#### Problem statement
Reproduce the entries below character for character, starting from their first line and ending with the line containing "function-name: GxArray::remove —", both included.

#### Provided material
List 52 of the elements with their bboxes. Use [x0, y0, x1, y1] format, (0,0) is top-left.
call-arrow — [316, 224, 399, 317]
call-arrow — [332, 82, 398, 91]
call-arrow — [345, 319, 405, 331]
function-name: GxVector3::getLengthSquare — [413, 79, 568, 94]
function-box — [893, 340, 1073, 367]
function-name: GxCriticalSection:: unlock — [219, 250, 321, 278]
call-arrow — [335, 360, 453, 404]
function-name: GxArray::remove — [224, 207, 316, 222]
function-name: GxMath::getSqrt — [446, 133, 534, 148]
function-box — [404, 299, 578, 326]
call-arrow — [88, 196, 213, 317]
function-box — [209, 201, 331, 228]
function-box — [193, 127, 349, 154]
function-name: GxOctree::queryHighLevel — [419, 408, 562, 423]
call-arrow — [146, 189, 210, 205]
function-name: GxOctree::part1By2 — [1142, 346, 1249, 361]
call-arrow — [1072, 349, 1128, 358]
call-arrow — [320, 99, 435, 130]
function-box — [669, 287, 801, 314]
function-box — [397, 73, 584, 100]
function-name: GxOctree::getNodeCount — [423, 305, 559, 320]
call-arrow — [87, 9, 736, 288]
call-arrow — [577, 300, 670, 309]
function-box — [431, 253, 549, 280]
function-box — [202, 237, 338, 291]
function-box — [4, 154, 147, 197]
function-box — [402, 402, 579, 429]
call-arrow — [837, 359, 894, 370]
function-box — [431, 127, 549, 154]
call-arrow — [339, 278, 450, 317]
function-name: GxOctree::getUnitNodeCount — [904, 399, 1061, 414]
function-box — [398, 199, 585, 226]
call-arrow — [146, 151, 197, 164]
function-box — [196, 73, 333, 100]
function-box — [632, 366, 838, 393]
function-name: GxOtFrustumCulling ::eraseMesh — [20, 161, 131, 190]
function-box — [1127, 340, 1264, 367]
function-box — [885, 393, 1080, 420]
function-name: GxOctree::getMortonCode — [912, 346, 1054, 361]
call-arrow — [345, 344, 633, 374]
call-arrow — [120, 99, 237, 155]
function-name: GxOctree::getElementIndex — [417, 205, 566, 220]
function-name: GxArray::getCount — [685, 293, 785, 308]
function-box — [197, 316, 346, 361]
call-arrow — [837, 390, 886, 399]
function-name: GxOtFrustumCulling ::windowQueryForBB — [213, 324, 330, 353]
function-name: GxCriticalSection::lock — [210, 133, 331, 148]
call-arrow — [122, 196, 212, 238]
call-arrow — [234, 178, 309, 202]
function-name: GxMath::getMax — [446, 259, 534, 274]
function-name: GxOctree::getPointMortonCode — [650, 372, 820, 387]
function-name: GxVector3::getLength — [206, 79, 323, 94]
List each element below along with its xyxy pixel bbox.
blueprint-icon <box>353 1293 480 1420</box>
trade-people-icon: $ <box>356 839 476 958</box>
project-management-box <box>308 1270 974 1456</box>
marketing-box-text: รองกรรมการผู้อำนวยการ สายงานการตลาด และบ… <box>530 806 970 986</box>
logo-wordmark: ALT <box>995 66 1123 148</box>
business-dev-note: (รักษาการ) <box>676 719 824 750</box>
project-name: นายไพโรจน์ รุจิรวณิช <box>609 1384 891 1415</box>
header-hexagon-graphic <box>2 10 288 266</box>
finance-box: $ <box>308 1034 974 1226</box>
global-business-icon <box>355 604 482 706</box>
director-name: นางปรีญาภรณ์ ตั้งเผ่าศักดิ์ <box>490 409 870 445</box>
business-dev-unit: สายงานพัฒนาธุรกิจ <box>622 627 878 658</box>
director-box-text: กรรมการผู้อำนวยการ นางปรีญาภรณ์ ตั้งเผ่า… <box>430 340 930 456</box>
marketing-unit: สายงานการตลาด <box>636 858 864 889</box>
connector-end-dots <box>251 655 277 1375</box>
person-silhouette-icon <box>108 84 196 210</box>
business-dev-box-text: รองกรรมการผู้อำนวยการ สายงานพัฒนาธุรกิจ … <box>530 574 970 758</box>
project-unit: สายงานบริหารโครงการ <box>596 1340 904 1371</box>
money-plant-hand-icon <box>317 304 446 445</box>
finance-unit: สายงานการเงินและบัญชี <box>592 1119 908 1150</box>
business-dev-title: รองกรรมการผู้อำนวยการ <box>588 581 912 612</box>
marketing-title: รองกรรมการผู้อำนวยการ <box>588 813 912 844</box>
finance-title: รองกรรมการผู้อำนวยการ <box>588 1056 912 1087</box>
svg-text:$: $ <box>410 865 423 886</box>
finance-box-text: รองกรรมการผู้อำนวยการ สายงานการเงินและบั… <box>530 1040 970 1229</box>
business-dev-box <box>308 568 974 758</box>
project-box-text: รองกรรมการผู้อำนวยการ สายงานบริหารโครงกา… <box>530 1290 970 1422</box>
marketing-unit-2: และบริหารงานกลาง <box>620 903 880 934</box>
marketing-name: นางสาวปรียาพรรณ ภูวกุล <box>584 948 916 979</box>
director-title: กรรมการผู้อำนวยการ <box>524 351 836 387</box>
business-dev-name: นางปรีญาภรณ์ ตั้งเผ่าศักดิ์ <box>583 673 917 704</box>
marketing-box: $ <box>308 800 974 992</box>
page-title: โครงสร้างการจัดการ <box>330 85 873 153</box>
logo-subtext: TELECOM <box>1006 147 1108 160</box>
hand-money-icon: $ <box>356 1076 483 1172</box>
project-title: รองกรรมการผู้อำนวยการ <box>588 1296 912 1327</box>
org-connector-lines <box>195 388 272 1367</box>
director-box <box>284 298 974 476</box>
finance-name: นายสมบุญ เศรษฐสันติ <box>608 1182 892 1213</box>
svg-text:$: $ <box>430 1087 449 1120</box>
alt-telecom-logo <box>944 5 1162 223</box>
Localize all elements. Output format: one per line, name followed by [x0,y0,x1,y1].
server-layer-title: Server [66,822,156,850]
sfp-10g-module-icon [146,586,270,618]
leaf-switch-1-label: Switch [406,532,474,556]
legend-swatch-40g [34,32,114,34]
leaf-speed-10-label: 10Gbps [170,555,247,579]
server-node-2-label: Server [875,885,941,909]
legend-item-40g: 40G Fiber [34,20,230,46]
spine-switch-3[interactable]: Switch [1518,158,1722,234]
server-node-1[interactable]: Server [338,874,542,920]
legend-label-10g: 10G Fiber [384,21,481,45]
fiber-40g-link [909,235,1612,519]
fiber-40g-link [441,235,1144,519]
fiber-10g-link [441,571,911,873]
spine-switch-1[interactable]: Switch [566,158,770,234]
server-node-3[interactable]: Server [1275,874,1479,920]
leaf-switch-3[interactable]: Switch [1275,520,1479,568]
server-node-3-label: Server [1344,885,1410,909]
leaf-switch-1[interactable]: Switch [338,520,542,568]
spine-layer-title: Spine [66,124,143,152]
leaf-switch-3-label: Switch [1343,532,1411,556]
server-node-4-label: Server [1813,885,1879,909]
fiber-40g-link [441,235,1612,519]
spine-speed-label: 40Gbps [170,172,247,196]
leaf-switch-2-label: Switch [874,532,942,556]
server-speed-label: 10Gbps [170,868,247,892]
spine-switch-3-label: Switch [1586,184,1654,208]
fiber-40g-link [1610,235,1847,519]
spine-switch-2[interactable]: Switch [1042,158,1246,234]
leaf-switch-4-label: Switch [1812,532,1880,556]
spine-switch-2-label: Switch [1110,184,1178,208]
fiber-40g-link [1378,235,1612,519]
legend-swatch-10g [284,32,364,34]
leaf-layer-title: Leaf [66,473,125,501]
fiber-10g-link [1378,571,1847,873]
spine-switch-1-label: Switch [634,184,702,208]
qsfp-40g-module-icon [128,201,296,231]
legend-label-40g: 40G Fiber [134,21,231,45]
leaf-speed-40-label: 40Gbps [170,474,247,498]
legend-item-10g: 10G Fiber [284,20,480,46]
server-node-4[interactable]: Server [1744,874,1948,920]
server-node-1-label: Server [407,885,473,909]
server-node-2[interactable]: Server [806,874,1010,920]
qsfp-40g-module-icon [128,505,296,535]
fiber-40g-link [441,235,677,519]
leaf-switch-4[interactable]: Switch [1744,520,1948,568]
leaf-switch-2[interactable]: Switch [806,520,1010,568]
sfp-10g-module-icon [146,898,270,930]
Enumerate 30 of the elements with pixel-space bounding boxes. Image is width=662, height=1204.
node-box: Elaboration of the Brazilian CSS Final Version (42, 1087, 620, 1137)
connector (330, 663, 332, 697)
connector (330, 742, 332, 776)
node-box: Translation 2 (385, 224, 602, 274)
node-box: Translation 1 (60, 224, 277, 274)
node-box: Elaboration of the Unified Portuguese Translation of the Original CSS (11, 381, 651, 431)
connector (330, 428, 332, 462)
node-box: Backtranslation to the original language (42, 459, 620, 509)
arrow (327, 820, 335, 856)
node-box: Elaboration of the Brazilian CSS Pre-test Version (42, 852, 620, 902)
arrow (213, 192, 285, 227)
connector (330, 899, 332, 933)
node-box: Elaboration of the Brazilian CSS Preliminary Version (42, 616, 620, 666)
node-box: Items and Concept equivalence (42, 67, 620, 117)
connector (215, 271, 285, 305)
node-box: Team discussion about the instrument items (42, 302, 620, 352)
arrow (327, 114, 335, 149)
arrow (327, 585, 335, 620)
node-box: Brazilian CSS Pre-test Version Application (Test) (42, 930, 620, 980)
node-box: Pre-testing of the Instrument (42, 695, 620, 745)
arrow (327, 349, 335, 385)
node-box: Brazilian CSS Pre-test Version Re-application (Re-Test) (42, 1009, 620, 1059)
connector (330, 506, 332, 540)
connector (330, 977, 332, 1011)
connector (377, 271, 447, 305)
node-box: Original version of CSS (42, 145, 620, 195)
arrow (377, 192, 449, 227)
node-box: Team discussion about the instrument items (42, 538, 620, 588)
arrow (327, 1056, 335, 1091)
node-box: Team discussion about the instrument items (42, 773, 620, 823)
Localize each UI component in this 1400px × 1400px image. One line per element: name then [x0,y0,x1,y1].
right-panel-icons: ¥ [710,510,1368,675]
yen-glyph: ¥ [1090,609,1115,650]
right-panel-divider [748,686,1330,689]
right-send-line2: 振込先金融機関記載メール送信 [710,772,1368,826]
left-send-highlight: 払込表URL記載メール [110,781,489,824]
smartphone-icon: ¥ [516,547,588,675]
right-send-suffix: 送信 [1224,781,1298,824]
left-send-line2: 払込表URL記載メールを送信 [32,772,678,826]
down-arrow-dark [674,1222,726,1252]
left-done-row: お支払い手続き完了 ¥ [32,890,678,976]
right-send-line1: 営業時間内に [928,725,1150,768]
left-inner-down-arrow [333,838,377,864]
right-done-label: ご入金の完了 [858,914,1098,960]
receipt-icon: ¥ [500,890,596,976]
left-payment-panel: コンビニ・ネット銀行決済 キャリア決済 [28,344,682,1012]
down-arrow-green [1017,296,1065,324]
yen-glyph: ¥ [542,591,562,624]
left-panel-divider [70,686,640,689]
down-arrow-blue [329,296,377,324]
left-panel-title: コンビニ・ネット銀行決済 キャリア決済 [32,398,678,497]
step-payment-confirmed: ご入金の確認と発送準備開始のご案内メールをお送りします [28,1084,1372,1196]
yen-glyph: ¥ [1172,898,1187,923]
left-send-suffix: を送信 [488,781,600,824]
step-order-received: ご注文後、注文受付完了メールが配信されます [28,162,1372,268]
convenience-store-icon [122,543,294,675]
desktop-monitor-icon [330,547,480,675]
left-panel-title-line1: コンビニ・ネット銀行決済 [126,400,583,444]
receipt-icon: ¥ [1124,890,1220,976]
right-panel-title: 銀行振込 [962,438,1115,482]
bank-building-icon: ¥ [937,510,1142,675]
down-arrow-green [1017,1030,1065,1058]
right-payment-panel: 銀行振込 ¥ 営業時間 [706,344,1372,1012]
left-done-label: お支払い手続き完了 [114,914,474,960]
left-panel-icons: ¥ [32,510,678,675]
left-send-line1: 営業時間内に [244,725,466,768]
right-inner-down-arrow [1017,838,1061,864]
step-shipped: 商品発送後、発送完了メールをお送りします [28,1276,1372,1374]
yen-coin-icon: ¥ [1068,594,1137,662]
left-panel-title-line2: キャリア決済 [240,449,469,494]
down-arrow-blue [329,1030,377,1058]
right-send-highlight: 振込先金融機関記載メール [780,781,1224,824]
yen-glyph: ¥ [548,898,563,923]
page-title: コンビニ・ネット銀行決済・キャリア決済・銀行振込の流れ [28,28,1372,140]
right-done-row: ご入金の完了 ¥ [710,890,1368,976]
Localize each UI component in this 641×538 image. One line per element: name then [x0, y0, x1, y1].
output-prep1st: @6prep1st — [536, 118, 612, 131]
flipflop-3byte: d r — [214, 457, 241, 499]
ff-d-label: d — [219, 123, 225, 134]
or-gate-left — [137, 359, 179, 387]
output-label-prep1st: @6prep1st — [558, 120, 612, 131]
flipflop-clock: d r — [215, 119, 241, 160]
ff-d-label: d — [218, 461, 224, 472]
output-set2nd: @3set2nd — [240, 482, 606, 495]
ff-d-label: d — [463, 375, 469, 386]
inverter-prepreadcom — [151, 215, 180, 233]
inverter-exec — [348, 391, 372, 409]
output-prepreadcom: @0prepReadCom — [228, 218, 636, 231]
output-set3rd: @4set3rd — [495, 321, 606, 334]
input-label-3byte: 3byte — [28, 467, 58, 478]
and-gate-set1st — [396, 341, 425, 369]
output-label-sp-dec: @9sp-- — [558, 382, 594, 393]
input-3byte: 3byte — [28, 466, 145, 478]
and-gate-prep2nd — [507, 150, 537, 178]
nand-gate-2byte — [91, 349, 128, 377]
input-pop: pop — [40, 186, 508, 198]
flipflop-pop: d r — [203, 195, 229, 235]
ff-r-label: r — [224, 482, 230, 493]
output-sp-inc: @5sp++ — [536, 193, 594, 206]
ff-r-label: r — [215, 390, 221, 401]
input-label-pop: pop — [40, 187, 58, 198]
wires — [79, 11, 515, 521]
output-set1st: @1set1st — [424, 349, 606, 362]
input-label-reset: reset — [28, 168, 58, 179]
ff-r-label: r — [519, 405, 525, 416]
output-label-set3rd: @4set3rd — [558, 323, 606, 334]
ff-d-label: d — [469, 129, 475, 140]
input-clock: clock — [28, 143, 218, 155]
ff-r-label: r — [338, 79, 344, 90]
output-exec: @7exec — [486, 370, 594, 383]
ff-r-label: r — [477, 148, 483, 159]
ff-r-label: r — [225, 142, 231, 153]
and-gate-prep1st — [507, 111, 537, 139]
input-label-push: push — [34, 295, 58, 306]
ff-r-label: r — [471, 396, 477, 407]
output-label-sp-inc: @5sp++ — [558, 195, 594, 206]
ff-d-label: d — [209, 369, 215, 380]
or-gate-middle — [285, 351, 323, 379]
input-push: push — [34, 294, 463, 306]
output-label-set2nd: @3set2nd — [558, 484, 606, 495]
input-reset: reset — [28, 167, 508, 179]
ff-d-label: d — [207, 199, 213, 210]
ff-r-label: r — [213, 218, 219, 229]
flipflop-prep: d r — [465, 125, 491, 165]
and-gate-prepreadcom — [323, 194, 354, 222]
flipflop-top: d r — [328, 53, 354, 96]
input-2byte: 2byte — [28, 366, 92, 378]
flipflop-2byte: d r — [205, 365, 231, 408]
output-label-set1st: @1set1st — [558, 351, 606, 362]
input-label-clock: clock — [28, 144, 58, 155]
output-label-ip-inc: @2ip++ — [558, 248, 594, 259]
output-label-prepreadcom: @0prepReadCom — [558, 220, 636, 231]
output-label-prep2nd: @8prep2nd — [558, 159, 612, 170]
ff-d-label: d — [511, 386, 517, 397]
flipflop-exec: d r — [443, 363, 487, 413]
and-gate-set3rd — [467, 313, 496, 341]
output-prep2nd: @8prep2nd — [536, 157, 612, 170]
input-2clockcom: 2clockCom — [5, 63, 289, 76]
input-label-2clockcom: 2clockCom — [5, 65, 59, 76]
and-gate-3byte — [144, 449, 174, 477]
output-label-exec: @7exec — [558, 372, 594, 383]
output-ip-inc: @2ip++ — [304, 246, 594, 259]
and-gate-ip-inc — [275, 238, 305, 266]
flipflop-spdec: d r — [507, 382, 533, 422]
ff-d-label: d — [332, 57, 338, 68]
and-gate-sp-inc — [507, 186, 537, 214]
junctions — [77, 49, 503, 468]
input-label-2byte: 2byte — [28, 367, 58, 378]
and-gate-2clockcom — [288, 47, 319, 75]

#### Output for this exercise
List 52 of the elements with their bboxes. Use [x0, y0, x1, y1] format, (0,0) is top-left.
call-arrow — [316, 224, 399, 317]
call-arrow — [332, 82, 398, 91]
call-arrow — [345, 319, 405, 331]
function-name: GxVector3::getLengthSquare — [413, 79, 568, 94]
function-box — [893, 340, 1073, 367]
function-name: GxCriticalSection:: unlock — [219, 250, 321, 278]
call-arrow — [335, 360, 453, 404]
function-name: GxArray::remove — [224, 207, 316, 222]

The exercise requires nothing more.